↓↓↓

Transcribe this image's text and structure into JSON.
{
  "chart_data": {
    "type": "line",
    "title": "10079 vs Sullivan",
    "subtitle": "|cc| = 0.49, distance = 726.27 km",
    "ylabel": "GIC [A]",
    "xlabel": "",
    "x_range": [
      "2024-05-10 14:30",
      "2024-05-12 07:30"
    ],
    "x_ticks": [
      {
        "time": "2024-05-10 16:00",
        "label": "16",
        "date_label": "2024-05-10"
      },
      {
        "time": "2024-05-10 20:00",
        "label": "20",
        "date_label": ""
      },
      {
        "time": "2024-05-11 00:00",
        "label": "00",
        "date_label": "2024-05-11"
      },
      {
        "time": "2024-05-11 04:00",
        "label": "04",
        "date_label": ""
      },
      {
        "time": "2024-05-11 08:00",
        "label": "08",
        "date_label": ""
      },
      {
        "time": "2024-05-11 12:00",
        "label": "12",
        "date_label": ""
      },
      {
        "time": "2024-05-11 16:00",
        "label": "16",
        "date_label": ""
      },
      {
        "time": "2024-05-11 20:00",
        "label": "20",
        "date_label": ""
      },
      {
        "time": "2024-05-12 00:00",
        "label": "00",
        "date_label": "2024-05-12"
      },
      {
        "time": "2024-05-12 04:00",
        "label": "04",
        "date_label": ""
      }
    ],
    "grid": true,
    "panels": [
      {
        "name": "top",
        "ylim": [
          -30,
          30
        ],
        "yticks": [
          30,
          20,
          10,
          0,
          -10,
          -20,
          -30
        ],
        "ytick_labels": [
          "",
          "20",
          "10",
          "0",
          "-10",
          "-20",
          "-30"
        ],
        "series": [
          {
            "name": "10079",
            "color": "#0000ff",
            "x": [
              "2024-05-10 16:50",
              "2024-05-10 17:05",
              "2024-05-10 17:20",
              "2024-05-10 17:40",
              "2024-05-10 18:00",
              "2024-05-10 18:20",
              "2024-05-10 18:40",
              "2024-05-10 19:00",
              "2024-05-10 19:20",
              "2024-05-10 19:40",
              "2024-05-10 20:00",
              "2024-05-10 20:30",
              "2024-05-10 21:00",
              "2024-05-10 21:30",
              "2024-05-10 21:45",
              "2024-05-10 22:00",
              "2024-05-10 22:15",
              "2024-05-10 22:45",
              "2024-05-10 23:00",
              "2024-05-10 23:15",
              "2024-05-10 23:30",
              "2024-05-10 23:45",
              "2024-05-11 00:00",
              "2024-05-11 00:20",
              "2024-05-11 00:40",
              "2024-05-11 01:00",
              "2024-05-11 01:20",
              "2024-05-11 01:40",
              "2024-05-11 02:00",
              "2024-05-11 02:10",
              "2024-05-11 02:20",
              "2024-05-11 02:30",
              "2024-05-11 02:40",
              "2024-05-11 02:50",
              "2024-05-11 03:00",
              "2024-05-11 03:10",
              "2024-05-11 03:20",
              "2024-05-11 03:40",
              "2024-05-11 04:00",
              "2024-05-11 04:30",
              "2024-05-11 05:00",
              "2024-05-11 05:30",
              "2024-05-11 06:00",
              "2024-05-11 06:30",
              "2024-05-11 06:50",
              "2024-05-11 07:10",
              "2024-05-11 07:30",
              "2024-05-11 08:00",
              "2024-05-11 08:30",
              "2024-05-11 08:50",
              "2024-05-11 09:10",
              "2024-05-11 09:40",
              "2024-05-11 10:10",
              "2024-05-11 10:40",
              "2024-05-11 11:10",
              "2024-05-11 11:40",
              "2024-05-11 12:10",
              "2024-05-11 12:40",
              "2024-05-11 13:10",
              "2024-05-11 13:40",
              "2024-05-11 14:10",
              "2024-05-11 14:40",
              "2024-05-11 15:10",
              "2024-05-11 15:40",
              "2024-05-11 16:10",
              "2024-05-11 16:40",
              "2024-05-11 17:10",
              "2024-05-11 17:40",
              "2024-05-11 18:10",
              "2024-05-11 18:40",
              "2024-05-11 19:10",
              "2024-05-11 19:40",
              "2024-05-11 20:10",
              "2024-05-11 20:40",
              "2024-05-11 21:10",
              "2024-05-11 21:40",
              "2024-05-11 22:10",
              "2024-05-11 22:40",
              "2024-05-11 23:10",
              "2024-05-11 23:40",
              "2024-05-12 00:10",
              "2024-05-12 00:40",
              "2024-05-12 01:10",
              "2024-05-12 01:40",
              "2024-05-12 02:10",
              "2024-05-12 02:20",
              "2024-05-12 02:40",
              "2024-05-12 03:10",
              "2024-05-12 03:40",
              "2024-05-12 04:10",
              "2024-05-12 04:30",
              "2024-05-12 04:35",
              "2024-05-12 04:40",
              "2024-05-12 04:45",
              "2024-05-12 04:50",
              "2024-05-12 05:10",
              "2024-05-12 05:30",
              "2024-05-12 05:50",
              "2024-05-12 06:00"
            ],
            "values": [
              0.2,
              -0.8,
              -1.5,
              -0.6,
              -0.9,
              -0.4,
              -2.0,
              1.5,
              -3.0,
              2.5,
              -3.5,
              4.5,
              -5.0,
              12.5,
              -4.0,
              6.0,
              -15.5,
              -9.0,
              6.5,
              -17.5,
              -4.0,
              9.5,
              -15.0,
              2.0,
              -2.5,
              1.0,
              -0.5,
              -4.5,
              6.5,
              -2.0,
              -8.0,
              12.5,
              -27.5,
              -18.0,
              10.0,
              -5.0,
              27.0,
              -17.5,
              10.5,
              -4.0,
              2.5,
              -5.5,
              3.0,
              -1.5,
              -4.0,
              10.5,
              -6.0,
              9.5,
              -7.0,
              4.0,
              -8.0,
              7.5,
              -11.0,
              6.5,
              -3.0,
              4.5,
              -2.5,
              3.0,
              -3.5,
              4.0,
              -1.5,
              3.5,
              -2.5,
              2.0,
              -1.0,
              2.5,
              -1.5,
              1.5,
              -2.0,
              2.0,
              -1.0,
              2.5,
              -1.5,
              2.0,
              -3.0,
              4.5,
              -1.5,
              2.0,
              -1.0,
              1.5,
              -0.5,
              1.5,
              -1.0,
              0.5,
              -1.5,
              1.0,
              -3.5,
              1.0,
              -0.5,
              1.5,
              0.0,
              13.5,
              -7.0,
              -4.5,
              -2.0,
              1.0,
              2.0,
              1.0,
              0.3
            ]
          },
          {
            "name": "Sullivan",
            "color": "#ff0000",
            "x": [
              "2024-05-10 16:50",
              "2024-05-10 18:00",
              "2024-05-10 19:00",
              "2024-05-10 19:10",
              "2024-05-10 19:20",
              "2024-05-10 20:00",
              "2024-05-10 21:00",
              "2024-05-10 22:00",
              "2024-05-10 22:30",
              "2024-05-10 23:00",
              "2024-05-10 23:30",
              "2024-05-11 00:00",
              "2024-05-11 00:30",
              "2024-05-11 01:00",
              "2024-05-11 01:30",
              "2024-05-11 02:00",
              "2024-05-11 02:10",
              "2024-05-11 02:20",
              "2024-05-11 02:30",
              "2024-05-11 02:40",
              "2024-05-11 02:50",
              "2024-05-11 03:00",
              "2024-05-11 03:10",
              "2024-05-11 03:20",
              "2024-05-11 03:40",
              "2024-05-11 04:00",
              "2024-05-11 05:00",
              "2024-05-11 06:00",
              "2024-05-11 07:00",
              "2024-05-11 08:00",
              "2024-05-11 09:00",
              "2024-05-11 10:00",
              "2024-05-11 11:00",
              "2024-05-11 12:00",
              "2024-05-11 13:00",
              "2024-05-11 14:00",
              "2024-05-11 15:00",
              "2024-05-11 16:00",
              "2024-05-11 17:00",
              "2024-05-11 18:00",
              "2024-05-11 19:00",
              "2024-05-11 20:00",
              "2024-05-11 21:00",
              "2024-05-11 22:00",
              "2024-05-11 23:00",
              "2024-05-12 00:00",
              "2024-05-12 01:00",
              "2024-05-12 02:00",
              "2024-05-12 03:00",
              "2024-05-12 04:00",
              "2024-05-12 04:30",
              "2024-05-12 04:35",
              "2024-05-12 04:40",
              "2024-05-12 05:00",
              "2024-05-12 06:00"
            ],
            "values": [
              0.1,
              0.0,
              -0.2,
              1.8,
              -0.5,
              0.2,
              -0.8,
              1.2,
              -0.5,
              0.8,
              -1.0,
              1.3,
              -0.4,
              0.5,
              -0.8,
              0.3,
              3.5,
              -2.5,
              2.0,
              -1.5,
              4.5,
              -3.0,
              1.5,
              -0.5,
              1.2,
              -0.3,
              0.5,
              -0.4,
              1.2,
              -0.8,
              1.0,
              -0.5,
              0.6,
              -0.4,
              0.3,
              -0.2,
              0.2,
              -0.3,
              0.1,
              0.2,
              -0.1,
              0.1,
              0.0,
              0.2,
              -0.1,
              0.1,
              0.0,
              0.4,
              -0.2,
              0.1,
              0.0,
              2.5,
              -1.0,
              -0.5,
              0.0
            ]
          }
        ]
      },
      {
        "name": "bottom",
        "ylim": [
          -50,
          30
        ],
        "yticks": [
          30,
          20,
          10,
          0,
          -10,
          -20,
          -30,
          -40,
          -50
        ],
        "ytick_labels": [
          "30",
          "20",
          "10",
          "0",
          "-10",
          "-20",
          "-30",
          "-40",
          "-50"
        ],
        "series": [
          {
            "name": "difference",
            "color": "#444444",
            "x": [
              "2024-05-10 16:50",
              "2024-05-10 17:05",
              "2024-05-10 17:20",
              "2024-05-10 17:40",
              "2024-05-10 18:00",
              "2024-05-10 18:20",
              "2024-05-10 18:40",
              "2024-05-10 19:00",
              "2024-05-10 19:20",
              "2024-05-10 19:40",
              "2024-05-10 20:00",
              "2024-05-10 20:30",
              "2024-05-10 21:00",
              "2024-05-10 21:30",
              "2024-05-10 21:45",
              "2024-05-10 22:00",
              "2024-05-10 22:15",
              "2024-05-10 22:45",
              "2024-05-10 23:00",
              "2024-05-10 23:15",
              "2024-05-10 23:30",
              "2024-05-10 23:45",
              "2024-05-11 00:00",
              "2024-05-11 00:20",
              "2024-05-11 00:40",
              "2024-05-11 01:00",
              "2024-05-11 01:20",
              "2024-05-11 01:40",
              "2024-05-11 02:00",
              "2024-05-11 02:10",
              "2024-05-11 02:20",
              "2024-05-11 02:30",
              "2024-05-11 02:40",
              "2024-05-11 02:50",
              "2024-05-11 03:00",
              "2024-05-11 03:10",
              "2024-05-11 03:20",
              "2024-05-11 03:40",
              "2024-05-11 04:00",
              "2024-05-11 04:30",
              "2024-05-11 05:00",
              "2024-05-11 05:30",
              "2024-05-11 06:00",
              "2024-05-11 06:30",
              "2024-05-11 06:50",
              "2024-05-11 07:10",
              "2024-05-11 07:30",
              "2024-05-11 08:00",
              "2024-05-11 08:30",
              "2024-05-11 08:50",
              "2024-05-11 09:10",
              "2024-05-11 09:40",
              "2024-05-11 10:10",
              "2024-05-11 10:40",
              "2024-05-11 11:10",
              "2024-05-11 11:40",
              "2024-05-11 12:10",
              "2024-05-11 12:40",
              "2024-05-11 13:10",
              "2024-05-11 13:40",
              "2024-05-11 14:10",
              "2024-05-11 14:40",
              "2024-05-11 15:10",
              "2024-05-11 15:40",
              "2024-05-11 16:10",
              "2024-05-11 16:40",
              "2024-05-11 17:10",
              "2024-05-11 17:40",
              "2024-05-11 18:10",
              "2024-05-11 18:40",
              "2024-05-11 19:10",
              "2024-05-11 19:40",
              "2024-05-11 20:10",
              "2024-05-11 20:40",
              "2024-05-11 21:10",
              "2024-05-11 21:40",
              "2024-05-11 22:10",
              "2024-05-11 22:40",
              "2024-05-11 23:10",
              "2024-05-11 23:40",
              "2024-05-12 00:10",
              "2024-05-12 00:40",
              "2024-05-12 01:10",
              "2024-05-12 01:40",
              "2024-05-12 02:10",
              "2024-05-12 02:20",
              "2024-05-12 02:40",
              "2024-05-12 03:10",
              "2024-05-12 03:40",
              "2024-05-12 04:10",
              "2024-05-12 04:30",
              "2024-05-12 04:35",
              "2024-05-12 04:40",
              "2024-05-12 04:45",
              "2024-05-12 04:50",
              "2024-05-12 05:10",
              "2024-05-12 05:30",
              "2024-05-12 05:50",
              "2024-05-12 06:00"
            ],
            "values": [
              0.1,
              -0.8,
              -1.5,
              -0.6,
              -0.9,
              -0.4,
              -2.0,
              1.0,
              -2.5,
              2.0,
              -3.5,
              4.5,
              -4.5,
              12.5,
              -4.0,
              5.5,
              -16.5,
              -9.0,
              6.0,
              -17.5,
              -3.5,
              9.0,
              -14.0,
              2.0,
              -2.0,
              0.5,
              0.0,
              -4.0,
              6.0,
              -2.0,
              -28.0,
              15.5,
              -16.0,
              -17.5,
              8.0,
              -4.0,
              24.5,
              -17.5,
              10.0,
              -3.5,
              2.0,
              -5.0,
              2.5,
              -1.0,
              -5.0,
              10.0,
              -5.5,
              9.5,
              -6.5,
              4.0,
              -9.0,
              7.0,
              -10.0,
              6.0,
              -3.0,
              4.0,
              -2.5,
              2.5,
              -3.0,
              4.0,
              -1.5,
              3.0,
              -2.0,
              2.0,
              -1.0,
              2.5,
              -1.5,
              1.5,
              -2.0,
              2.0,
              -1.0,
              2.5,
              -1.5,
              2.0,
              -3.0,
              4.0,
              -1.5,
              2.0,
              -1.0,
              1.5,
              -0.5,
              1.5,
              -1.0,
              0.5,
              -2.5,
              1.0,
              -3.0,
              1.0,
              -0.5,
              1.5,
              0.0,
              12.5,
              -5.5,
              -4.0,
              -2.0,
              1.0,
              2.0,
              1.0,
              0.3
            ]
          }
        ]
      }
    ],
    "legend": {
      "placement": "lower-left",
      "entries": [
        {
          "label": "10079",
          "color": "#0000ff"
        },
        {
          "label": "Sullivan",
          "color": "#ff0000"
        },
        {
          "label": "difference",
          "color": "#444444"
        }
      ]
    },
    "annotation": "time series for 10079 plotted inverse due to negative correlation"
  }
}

↑↑↑

(Challenge)
Every line in the data above that contains "Sullivan" needs to be copied.

(Finished exercise)
    "title": "10079 vs Sullivan",
            "name": "Sullivan",
          "label": "Sullivan",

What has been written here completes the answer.